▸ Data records

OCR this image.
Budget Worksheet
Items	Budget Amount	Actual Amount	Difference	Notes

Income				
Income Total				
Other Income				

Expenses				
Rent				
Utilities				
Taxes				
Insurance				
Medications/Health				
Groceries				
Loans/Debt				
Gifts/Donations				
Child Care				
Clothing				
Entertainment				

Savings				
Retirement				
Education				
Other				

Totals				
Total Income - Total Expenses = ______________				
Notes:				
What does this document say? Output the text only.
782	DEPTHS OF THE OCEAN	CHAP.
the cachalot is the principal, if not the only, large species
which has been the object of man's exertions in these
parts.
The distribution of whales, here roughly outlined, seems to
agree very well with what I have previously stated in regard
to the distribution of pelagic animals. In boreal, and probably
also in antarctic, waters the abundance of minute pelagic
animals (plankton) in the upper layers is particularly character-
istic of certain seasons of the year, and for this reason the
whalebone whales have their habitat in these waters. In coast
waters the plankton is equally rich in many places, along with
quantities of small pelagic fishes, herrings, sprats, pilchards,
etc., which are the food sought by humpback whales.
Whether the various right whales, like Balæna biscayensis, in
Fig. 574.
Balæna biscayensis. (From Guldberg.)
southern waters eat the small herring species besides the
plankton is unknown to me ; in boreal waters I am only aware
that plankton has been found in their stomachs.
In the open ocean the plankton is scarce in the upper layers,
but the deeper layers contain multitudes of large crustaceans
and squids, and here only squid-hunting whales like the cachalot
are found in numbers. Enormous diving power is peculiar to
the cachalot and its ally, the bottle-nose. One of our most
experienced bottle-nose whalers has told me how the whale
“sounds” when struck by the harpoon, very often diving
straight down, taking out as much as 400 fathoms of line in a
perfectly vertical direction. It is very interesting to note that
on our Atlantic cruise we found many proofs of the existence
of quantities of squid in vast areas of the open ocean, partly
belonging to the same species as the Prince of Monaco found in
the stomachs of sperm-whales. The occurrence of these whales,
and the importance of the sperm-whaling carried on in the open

▸ DO THIS
Copy all lines from the material that hold "found".

▸ ANSWER TO THE PROBLEM
that plankton has been found in their stomachs.
are found in numbers. Enormous diving power is peculiar to
on our Atlantic cruise we found many proofs of the existence
belonging to the same species as the Prince of Monaco found in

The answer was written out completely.